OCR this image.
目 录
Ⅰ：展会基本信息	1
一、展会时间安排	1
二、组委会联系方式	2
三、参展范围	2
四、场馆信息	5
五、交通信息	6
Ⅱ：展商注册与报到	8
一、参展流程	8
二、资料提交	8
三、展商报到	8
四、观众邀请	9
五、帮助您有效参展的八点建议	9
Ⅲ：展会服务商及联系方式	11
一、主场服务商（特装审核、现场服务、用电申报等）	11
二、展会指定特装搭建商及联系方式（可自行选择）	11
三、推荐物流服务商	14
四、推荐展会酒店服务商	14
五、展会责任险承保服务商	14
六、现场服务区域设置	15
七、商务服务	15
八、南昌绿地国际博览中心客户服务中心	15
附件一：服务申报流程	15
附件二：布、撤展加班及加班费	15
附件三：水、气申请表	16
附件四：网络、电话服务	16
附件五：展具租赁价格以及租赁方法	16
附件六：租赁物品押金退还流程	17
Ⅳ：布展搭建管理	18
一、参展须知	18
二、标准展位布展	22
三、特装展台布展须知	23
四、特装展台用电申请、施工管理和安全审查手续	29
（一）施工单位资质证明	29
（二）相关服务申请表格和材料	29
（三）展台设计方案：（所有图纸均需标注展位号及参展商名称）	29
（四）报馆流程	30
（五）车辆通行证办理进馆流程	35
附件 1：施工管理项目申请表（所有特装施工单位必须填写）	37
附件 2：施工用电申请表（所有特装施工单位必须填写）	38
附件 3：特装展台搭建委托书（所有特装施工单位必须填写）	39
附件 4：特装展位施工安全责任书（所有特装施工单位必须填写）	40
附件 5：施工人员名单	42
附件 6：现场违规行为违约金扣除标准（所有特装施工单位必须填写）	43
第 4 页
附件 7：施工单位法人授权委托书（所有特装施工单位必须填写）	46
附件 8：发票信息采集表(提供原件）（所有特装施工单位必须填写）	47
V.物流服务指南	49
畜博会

-=-=-=-=-

REQUEST:
Write out the entire listing exactly.

TASK RESPONSE:
OCR this image.
目 录
Ⅰ：展会基本信息	1
一、展会时间安排	1
二、组委会联系方式	2
三、参展范围	2
四、场馆信息	5
五、交通信息	6
Ⅱ：展商注册与报到	8
一、参展流程	8
二、资料提交	8
三、展商报到	8
四、观众邀请	9
五、帮助您有效参展的八点建议	9
Ⅲ：展会服务商及联系方式	11
一、主场服务商（特装审核、现场服务、用电申报等）	11
二、展会指定特装搭建商及联系方式（可自行选择）	11
三、推荐物流服务商	14
四、推荐展会酒店服务商	14
五、展会责任险承保服务商	14
六、现场服务区域设置	15
七、商务服务	15
八、南昌绿地国际博览中心客户服务中心	15
附件一：服务申报流程	15
附件二：布、撤展加班及加班费	15
附件三：水、气申请表	16
附件四：网络、电话服务	16
附件五：展具租赁价格以及租赁方法	16
附件六：租赁物品押金退还流程	17
Ⅳ：布展搭建管理	18
一、参展须知	18
二、标准展位布展	22
三、特装展台布展须知	23
四、特装展台用电申请、施工管理和安全审查手续	29
（一）施工单位资质证明	29
（二）相关服务申请表格和材料	29
（三）展台设计方案：（所有图纸均需标注展位号及参展商名称）	29
（四）报馆流程	30
（五）车辆通行证办理进馆流程	35
附件 1：施工管理项目申请表（所有特装施工单位必须填写）	37
附件 2：施工用电申请表（所有特装施工单位必须填写）	38
附件 3：特装展台搭建委托书（所有特装施工单位必须填写）	39
附件 4：特装展位施工安全责任书（所有特装施工单位必须填写）	40
附件 5：施工人员名单	42
附件 6：现场违规行为违约金扣除标准（所有特装施工单位必须填写）	43
第 4 页
附件 7：施工单位法人授权委托书（所有特装施工单位必须填写）	46
附件 8：发票信息采集表(提供原件）（所有特装施工单位必须填写）	47
V.物流服务指南	49
畜博会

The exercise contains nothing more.